┌──

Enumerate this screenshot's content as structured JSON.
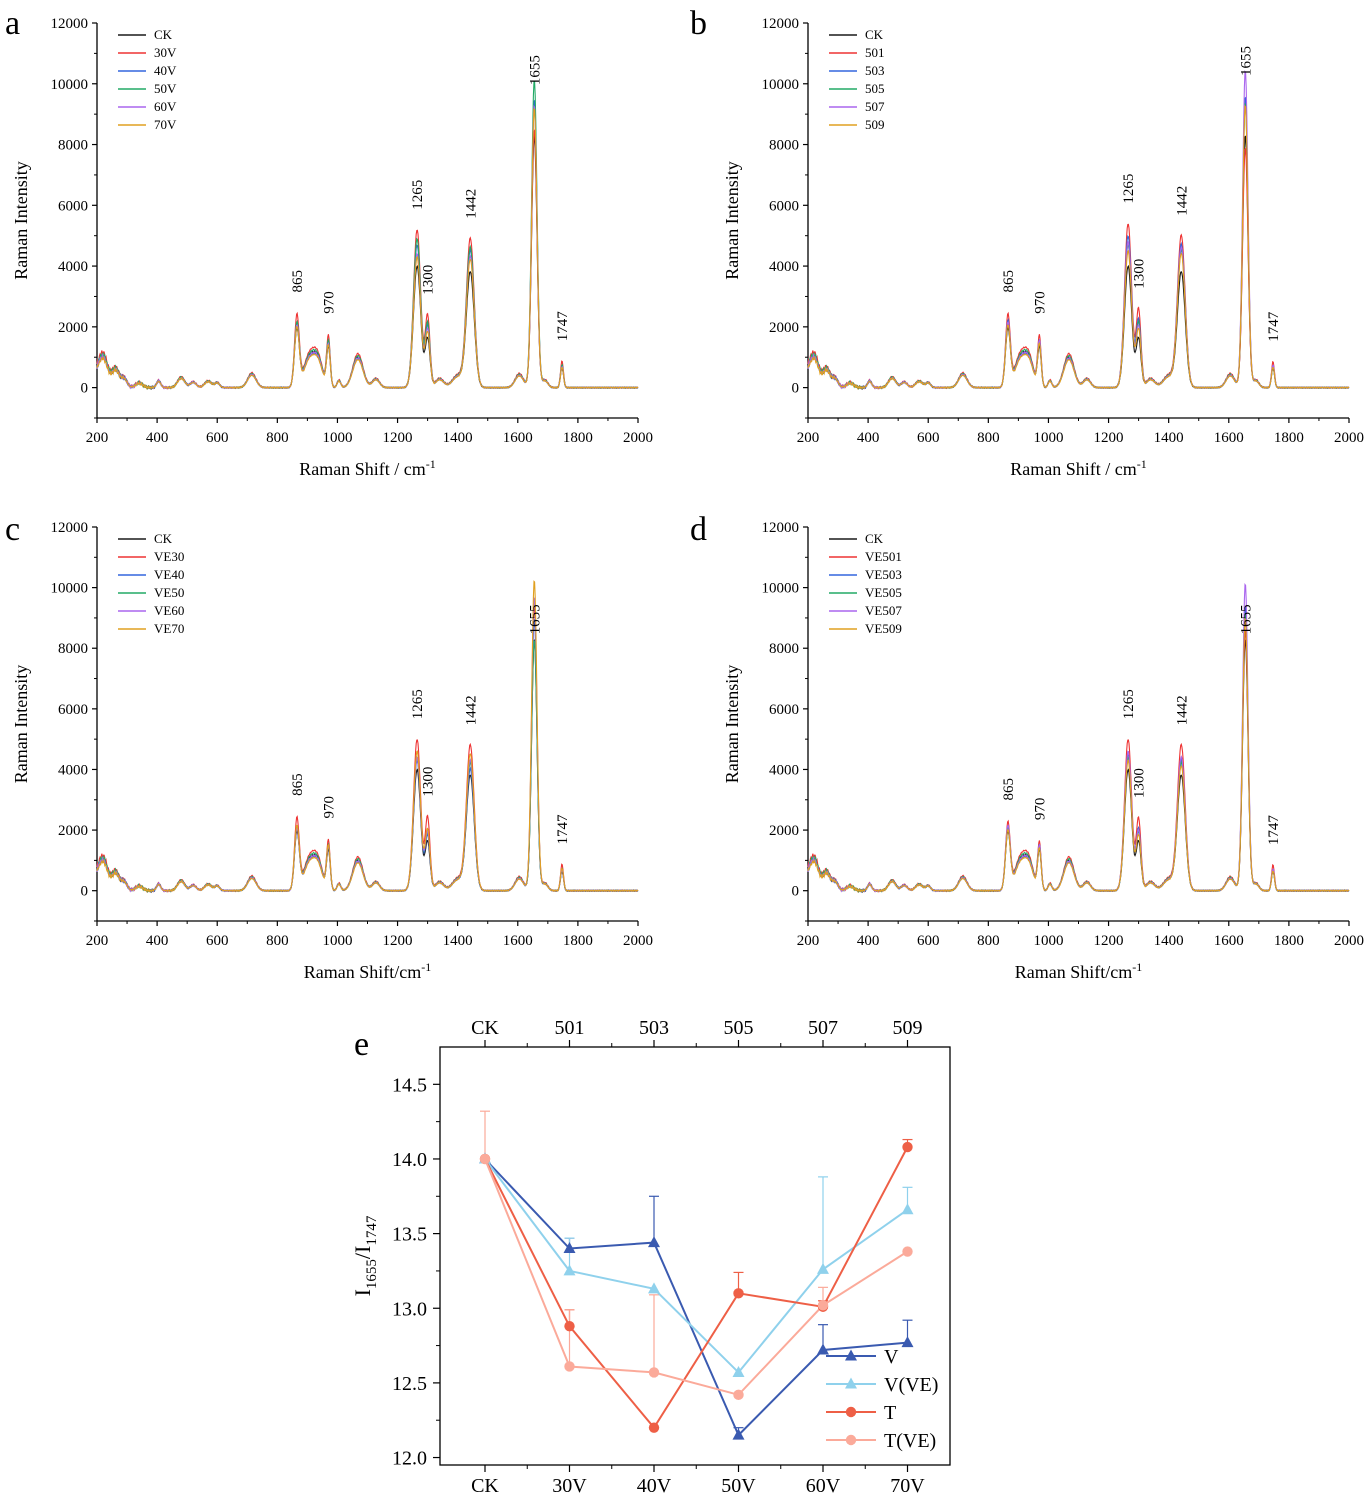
{
  "panels": [
    {
      "letter": "a",
      "ylabel": "Raman Intensity",
      "xlabel": "Raman Shift / cm",
      "xlabel_sup": "-1",
      "legend": [
        "CK",
        "30V",
        "40V",
        "50V",
        "60V",
        "70V"
      ],
      "peaks": [
        "865",
        "970",
        "1265",
        "1300",
        "1442",
        "1655",
        "1747"
      ]
    },
    {
      "letter": "b",
      "ylabel": "Raman Intensity",
      "xlabel": "Raman Shift / cm",
      "xlabel_sup": "-1",
      "legend": [
        "CK",
        "501",
        "503",
        "505",
        "507",
        "509"
      ],
      "peaks": [
        "865",
        "970",
        "1265",
        "1300",
        "1442",
        "1655",
        "1747"
      ]
    },
    {
      "letter": "c",
      "ylabel": "Raman Intensity",
      "xlabel": "Raman Shift/cm",
      "xlabel_sup": "-1",
      "legend": [
        "CK",
        "VE30",
        "VE40",
        "VE50",
        "VE60",
        "VE70"
      ],
      "peaks": [
        "865",
        "970",
        "1265",
        "1300",
        "1442",
        "1655",
        "1747"
      ]
    },
    {
      "letter": "d",
      "ylabel": "Raman Intensity",
      "xlabel": "Raman Shift/cm",
      "xlabel_sup": "-1",
      "legend": [
        "CK",
        "VE501",
        "VE503",
        "VE505",
        "VE507",
        "VE509"
      ],
      "peaks": [
        "865",
        "970",
        "1265",
        "1300",
        "1442",
        "1655",
        "1747"
      ]
    }
  ],
  "spectra_colors": [
    "#1a1a1a",
    "#ee3333",
    "#3366dd",
    "#22aa66",
    "#aa66ee",
    "#e0a020"
  ],
  "panel_e": {
    "letter": "e",
    "ylabel_main": "I",
    "ylabel_sub1": "1655",
    "ylabel_sep": "/I",
    "ylabel_sub2": "1747"
  },
  "chart_data": [
    {
      "type": "line",
      "panel": "a",
      "xlabel": "Raman Shift / cm-1",
      "ylabel": "Raman Intensity",
      "xlim": [
        200,
        2000
      ],
      "ylim": [
        -1000,
        12000
      ],
      "x_ticks": [
        200,
        400,
        600,
        800,
        1000,
        1200,
        1400,
        1600,
        1800,
        2000
      ],
      "y_ticks": [
        0,
        2000,
        4000,
        6000,
        8000,
        10000,
        12000
      ],
      "legend_position": "top-left",
      "peak_annotations": [
        865,
        970,
        1265,
        1300,
        1442,
        1655,
        1747
      ],
      "series": [
        {
          "name": "CK",
          "peaks": {
            "865": 1900,
            "970": 1300,
            "1265": 4000,
            "1300": 1600,
            "1442": 3800,
            "1655": 8300,
            "1747": 650
          }
        },
        {
          "name": "30V",
          "peaks": {
            "865": 2350,
            "970": 1650,
            "1265": 5200,
            "1300": 2350,
            "1442": 4900,
            "1655": 8500,
            "1747": 870
          }
        },
        {
          "name": "40V",
          "peaks": {
            "865": 2050,
            "970": 1450,
            "1265": 4700,
            "1300": 2000,
            "1442": 4500,
            "1655": 9500,
            "1747": 720
          }
        },
        {
          "name": "50V",
          "peaks": {
            "865": 2100,
            "970": 1500,
            "1265": 4900,
            "1300": 2100,
            "1442": 4600,
            "1655": 10150,
            "1747": 750
          }
        },
        {
          "name": "60V",
          "peaks": {
            "865": 2000,
            "970": 1400,
            "1265": 4400,
            "1300": 1900,
            "1442": 4300,
            "1655": 9300,
            "1747": 700
          }
        },
        {
          "name": "70V",
          "peaks": {
            "865": 1950,
            "970": 1350,
            "1265": 4300,
            "1300": 1800,
            "1442": 4200,
            "1655": 9200,
            "1747": 680
          }
        }
      ]
    },
    {
      "type": "line",
      "panel": "b",
      "xlabel": "Raman Shift / cm-1",
      "ylabel": "Raman Intensity",
      "xlim": [
        200,
        2000
      ],
      "ylim": [
        -1000,
        12000
      ],
      "x_ticks": [
        200,
        400,
        600,
        800,
        1000,
        1200,
        1400,
        1600,
        1800,
        2000
      ],
      "y_ticks": [
        0,
        2000,
        4000,
        6000,
        8000,
        10000,
        12000
      ],
      "legend_position": "top-left",
      "peak_annotations": [
        865,
        970,
        1265,
        1300,
        1442,
        1655,
        1747
      ],
      "series": [
        {
          "name": "CK",
          "peaks": {
            "865": 1900,
            "970": 1300,
            "1265": 4000,
            "1300": 1600,
            "1442": 3800,
            "1655": 8300,
            "1747": 650
          }
        },
        {
          "name": "501",
          "peaks": {
            "865": 2350,
            "970": 1650,
            "1265": 5400,
            "1300": 2550,
            "1442": 5000,
            "1655": 7900,
            "1747": 850
          }
        },
        {
          "name": "503",
          "peaks": {
            "865": 2150,
            "970": 1500,
            "1265": 5000,
            "1300": 2200,
            "1442": 4700,
            "1655": 9600,
            "1747": 720
          }
        },
        {
          "name": "505",
          "peaks": {
            "865": 2050,
            "970": 1450,
            "1265": 4700,
            "1300": 2100,
            "1442": 4500,
            "1655": 9400,
            "1747": 700
          }
        },
        {
          "name": "507",
          "peaks": {
            "865": 2100,
            "970": 1500,
            "1265": 4800,
            "1300": 2000,
            "1442": 4600,
            "1655": 10450,
            "1747": 750
          }
        },
        {
          "name": "509",
          "peaks": {
            "865": 2000,
            "970": 1400,
            "1265": 4500,
            "1300": 1900,
            "1442": 4400,
            "1655": 9300,
            "1747": 680
          }
        }
      ]
    },
    {
      "type": "line",
      "panel": "c",
      "xlabel": "Raman Shift/cm-1",
      "ylabel": "Raman Intensity",
      "xlim": [
        200,
        2000
      ],
      "ylim": [
        -1000,
        12000
      ],
      "x_ticks": [
        200,
        400,
        600,
        800,
        1000,
        1200,
        1400,
        1600,
        1800,
        2000
      ],
      "y_ticks": [
        0,
        2000,
        4000,
        6000,
        8000,
        10000,
        12000
      ],
      "legend_position": "top-left",
      "peak_annotations": [
        865,
        970,
        1265,
        1300,
        1442,
        1655,
        1747
      ],
      "series": [
        {
          "name": "CK",
          "peaks": {
            "865": 1900,
            "970": 1300,
            "1265": 4000,
            "1300": 1600,
            "1442": 3800,
            "1655": 8300,
            "1747": 650
          }
        },
        {
          "name": "VE30",
          "peaks": {
            "865": 2350,
            "970": 1600,
            "1265": 5000,
            "1300": 2400,
            "1442": 4800,
            "1655": 9400,
            "1747": 870
          }
        },
        {
          "name": "VE40",
          "peaks": {
            "865": 2000,
            "970": 1400,
            "1265": 4300,
            "1300": 1800,
            "1442": 4000,
            "1655": 9000,
            "1747": 700
          }
        },
        {
          "name": "VE50",
          "peaks": {
            "865": 2050,
            "970": 1450,
            "1265": 4400,
            "1300": 1900,
            "1442": 4200,
            "1655": 8300,
            "1747": 720
          }
        },
        {
          "name": "VE60",
          "peaks": {
            "865": 2000,
            "970": 1400,
            "1265": 4400,
            "1300": 1900,
            "1442": 4300,
            "1655": 9700,
            "1747": 700
          }
        },
        {
          "name": "VE70",
          "peaks": {
            "865": 2100,
            "970": 1450,
            "1265": 4600,
            "1300": 2000,
            "1442": 4500,
            "1655": 10250,
            "1747": 750
          }
        }
      ]
    },
    {
      "type": "line",
      "panel": "d",
      "xlabel": "Raman Shift/cm-1",
      "ylabel": "Raman Intensity",
      "xlim": [
        200,
        2000
      ],
      "ylim": [
        -1000,
        12000
      ],
      "x_ticks": [
        200,
        400,
        600,
        800,
        1000,
        1200,
        1400,
        1600,
        1800,
        2000
      ],
      "y_ticks": [
        0,
        2000,
        4000,
        6000,
        8000,
        10000,
        12000
      ],
      "legend_position": "top-left",
      "peak_annotations": [
        865,
        970,
        1265,
        1300,
        1442,
        1655,
        1747
      ],
      "series": [
        {
          "name": "CK",
          "peaks": {
            "865": 1900,
            "970": 1300,
            "1265": 4000,
            "1300": 1600,
            "1442": 3800,
            "1655": 8300,
            "1747": 650
          }
        },
        {
          "name": "VE501",
          "peaks": {
            "865": 2200,
            "970": 1550,
            "1265": 5000,
            "1300": 2350,
            "1442": 4800,
            "1655": 8600,
            "1747": 850
          }
        },
        {
          "name": "VE503",
          "peaks": {
            "865": 2050,
            "970": 1450,
            "1265": 4500,
            "1300": 2000,
            "1442": 4300,
            "1655": 9400,
            "1747": 700
          }
        },
        {
          "name": "VE505",
          "peaks": {
            "865": 2000,
            "970": 1400,
            "1265": 4400,
            "1300": 1900,
            "1442": 4200,
            "1655": 9200,
            "1747": 680
          }
        },
        {
          "name": "VE507",
          "peaks": {
            "865": 2100,
            "970": 1450,
            "1265": 4600,
            "1300": 1950,
            "1442": 4400,
            "1655": 10150,
            "1747": 720
          }
        },
        {
          "name": "VE509",
          "peaks": {
            "865": 1950,
            "970": 1350,
            "1265": 4300,
            "1300": 1800,
            "1442": 4100,
            "1655": 9000,
            "1747": 660
          }
        }
      ]
    },
    {
      "type": "line",
      "panel": "e",
      "ylabel": "I1655/I1747",
      "categories_bottom": [
        "CK",
        "30V",
        "40V",
        "50V",
        "60V",
        "70V"
      ],
      "categories_top": [
        "CK",
        "501",
        "503",
        "505",
        "507",
        "509"
      ],
      "ylim": [
        11.95,
        14.75
      ],
      "y_ticks": [
        "12.0",
        "12.5",
        "13.0",
        "13.5",
        "14.0",
        "14.5"
      ],
      "legend_position": "bottom-right",
      "series": [
        {
          "name": "V",
          "color": "#3a5ab0",
          "marker": "triangle",
          "values": [
            14.0,
            13.4,
            13.44,
            12.15,
            12.72,
            12.77
          ],
          "errors": [
            0,
            0.07,
            0.31,
            0.05,
            0.17,
            0.15
          ]
        },
        {
          "name": "V(VE)",
          "color": "#8fd1ec",
          "marker": "triangle",
          "values": [
            14.0,
            13.25,
            13.13,
            12.57,
            13.26,
            13.66
          ],
          "errors": [
            0,
            0.22,
            0,
            0,
            0.62,
            0.15
          ]
        },
        {
          "name": "T",
          "color": "#ee5f46",
          "marker": "circle",
          "values": [
            14.0,
            12.88,
            12.2,
            13.1,
            13.01,
            14.08
          ],
          "errors": [
            0,
            0.11,
            0,
            0.14,
            0.04,
            0.05
          ]
        },
        {
          "name": "T(VE)",
          "color": "#fbaa9a",
          "marker": "circle",
          "values": [
            14.0,
            12.61,
            12.57,
            12.42,
            13.02,
            13.38
          ],
          "errors": [
            0.32,
            0.38,
            0.52,
            0,
            0.12,
            0
          ]
        }
      ]
    }
  ]
}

└──

Look for the word "letter" and return every line where it occurs.

- **THE RESULT**
      "letter": "a",
      "letter": "b",
      "letter": "c",
      "letter": "d",
    "letter": "e",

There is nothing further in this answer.